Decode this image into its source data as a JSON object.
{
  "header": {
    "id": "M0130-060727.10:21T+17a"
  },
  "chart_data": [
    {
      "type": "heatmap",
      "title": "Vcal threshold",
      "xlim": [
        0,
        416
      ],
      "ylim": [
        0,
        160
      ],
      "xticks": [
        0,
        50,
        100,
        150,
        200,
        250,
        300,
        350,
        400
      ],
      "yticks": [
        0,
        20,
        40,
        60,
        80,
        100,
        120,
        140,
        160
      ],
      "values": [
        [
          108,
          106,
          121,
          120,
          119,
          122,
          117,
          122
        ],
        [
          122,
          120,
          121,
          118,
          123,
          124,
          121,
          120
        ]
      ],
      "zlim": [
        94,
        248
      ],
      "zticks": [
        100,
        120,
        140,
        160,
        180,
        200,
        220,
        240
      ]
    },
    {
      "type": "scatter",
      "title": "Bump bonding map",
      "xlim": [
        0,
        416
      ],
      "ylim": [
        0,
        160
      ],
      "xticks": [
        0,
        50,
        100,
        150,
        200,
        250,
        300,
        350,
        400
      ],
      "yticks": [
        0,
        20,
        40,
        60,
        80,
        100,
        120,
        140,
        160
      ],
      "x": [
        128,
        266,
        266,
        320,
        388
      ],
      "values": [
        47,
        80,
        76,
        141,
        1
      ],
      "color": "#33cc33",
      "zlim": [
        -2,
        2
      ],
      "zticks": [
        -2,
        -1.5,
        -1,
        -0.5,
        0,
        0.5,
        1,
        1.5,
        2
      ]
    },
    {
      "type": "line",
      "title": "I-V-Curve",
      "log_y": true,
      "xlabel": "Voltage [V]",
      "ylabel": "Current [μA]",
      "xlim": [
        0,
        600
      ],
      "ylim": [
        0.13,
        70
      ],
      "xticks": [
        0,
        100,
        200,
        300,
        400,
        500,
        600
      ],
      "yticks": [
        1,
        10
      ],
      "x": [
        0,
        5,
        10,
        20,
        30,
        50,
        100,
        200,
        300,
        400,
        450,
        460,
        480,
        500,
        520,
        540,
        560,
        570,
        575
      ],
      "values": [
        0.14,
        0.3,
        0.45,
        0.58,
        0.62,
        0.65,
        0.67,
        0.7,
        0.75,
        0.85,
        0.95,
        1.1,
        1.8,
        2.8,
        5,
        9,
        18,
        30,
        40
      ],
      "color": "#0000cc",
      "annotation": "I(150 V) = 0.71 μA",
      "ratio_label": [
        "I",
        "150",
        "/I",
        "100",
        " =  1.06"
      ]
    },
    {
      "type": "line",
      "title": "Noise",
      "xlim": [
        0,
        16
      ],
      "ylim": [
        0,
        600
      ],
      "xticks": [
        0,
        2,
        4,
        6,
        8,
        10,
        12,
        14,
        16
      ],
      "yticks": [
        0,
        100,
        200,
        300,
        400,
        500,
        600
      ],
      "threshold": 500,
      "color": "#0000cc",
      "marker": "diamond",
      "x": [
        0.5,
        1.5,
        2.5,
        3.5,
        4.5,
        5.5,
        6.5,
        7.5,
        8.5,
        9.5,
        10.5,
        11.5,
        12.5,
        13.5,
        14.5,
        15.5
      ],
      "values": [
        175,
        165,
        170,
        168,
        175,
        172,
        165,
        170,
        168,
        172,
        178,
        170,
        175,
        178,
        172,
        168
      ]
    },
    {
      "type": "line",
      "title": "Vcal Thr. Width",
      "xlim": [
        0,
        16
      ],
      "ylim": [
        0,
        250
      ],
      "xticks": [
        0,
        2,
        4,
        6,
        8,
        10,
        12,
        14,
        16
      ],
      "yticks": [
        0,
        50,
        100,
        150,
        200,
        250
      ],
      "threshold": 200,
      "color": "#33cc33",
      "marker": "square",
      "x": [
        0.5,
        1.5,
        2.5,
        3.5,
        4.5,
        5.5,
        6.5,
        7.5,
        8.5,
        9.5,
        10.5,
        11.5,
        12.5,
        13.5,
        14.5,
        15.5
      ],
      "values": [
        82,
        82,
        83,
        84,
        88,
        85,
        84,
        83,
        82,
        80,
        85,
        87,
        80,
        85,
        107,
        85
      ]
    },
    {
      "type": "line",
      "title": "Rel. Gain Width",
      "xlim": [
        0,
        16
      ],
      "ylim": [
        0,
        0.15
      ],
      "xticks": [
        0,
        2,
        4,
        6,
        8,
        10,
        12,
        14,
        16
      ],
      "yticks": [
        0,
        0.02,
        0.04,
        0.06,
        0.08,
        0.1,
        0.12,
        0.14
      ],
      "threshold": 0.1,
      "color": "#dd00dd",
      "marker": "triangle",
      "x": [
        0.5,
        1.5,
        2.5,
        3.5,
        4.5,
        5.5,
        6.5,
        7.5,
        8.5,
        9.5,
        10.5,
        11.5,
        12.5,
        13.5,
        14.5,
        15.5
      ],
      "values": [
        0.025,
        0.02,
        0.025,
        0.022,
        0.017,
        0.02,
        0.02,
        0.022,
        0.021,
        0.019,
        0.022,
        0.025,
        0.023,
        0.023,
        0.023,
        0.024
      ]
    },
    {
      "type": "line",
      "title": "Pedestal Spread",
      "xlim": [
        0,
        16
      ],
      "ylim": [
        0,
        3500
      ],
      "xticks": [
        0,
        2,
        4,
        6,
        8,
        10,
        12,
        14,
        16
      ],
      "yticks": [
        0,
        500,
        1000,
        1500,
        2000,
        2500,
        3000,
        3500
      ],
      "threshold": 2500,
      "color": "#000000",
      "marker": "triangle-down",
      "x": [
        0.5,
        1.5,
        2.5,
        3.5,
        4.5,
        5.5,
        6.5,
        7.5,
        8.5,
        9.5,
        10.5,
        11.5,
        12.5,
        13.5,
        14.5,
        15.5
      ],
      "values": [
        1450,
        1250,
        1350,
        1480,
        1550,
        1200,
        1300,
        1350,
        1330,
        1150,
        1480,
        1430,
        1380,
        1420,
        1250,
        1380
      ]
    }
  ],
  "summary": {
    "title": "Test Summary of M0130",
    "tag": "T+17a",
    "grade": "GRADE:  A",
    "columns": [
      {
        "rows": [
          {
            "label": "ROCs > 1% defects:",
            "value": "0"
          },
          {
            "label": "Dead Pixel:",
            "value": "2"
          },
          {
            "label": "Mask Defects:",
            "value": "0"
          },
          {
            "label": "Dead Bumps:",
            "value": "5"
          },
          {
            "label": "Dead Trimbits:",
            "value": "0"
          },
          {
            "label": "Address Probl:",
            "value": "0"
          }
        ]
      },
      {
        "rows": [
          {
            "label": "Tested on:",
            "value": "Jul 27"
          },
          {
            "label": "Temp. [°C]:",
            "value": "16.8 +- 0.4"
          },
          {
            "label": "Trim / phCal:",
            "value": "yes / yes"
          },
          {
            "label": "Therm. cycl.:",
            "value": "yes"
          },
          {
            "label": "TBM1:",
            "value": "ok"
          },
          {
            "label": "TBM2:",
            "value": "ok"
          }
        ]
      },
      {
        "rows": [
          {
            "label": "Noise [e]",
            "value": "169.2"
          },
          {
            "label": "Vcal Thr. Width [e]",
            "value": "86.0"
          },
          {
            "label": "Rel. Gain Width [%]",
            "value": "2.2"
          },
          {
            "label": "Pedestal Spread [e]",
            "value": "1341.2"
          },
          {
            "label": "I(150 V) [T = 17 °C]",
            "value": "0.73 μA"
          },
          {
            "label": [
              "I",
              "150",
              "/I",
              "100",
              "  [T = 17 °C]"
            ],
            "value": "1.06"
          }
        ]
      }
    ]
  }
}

• • • • •

- [DIRECTIONS]:
For this exercise, gather every line of the data that contains the word "Dead".

- [ANSWER TO THE EXERCISE]:
            "label": "Dead Pixel:",
            "label": "Dead Bumps:",
            "label": "Dead Trimbits:",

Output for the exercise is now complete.